** TASK DESCRIPTION **
Your answer should be a single number: the count of lines in the material below that hold "Barnpatient".

(Data excerpts)
[Begin]

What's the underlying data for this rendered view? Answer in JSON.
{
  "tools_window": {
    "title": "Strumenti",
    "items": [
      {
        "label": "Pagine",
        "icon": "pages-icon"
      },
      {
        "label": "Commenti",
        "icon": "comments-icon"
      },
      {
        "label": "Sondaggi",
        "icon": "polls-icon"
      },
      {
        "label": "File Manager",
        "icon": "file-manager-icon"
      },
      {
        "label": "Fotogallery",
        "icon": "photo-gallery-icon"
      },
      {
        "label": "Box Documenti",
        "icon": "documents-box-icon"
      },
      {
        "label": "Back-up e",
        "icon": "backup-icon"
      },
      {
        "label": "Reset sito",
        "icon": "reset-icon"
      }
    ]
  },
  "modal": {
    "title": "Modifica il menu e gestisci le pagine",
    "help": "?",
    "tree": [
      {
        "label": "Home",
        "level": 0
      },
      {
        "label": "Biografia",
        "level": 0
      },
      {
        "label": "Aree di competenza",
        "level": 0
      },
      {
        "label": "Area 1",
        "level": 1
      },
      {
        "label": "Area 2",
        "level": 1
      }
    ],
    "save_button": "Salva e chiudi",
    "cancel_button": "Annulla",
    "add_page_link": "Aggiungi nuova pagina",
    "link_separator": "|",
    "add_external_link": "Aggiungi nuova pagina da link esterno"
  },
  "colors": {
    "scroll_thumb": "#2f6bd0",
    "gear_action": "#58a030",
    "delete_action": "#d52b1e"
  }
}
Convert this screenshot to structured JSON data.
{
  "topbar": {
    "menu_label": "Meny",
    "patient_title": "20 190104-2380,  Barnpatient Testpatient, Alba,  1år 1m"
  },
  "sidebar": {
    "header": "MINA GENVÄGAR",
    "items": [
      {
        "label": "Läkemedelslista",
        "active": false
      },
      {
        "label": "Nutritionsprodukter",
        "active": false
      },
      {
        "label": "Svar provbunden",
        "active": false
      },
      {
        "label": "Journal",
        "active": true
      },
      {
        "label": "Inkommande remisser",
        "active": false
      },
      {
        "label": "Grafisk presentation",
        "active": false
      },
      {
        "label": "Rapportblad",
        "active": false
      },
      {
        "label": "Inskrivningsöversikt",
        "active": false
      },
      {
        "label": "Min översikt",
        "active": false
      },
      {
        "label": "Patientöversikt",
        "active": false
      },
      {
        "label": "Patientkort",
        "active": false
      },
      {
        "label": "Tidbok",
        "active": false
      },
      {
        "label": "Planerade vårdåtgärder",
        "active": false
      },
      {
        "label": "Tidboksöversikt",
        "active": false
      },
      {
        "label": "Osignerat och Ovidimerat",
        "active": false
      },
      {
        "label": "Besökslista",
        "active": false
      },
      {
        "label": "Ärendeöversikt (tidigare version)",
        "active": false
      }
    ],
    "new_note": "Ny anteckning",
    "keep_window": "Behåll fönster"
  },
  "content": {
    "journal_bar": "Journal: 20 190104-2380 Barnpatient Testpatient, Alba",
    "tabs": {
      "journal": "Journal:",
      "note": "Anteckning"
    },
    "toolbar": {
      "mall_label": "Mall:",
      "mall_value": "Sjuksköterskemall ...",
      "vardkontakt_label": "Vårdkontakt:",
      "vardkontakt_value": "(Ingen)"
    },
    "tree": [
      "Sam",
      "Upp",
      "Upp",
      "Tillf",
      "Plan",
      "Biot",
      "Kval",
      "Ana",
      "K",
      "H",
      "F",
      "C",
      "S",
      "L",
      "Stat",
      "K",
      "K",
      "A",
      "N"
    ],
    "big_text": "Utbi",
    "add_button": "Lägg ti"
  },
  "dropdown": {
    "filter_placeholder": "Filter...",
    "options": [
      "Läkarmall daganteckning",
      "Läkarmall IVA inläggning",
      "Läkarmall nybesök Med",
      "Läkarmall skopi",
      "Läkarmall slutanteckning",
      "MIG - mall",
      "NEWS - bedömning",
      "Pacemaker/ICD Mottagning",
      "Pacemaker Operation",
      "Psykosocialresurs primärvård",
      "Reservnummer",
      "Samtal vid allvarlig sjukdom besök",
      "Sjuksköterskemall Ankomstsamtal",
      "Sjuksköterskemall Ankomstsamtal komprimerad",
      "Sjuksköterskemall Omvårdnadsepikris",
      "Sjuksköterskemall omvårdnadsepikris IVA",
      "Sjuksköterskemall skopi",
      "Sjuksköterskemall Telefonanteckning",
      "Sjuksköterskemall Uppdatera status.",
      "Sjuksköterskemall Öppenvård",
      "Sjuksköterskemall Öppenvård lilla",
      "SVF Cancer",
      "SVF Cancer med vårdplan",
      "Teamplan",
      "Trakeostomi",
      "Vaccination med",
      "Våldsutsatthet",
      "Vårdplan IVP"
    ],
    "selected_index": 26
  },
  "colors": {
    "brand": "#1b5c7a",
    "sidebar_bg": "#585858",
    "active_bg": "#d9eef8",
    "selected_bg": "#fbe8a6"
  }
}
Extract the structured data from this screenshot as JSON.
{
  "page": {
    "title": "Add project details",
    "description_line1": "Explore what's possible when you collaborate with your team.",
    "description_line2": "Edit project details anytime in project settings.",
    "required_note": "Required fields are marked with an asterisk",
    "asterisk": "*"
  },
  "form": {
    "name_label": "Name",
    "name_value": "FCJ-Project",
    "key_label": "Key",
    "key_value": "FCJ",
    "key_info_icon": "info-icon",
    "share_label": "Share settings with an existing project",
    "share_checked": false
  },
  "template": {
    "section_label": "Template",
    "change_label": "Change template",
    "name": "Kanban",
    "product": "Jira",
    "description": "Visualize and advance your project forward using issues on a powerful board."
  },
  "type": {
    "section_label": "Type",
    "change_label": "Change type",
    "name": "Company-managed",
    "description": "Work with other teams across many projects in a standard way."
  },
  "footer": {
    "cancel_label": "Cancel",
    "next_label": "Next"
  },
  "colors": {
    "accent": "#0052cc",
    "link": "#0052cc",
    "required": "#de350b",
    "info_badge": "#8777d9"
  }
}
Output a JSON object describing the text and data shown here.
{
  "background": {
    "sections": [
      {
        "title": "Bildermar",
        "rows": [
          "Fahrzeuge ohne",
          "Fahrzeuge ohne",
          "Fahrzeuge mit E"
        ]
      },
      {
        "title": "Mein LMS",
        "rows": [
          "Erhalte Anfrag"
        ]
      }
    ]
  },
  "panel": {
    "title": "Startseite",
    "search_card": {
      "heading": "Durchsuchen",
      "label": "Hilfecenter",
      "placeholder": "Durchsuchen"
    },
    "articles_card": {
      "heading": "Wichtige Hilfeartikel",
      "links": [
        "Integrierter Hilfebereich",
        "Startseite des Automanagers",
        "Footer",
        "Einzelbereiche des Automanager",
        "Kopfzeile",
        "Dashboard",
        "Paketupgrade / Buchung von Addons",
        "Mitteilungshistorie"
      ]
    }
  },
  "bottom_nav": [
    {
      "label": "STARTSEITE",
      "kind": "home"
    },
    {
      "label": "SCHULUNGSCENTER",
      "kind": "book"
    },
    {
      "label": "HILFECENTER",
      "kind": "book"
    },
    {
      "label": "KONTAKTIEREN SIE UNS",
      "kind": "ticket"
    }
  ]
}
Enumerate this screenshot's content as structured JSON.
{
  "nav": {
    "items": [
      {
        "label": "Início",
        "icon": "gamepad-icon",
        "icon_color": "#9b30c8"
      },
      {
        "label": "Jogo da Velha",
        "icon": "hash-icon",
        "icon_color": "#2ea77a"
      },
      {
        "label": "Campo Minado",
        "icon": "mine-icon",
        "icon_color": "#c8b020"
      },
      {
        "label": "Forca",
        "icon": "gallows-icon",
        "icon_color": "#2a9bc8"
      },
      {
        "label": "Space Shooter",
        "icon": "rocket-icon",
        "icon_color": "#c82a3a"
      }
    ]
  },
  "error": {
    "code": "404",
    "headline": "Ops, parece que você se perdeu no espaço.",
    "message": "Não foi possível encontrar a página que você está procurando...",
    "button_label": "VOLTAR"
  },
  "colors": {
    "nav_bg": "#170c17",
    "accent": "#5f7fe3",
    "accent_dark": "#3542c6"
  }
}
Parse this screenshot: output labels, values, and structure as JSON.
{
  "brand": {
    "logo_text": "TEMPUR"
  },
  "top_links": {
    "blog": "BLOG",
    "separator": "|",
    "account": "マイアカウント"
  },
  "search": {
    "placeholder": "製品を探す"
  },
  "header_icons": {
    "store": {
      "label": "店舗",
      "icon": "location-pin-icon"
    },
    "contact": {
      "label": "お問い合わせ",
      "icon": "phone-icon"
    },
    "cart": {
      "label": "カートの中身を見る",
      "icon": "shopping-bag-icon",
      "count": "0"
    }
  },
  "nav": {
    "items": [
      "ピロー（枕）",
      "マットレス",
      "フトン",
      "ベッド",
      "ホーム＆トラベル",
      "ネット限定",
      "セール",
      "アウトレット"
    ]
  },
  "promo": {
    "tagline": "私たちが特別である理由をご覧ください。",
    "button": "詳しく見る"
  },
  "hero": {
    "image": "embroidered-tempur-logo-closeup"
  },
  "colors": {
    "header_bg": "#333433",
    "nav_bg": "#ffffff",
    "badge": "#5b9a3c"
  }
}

[End]

** WRITTEN ANSWER **
2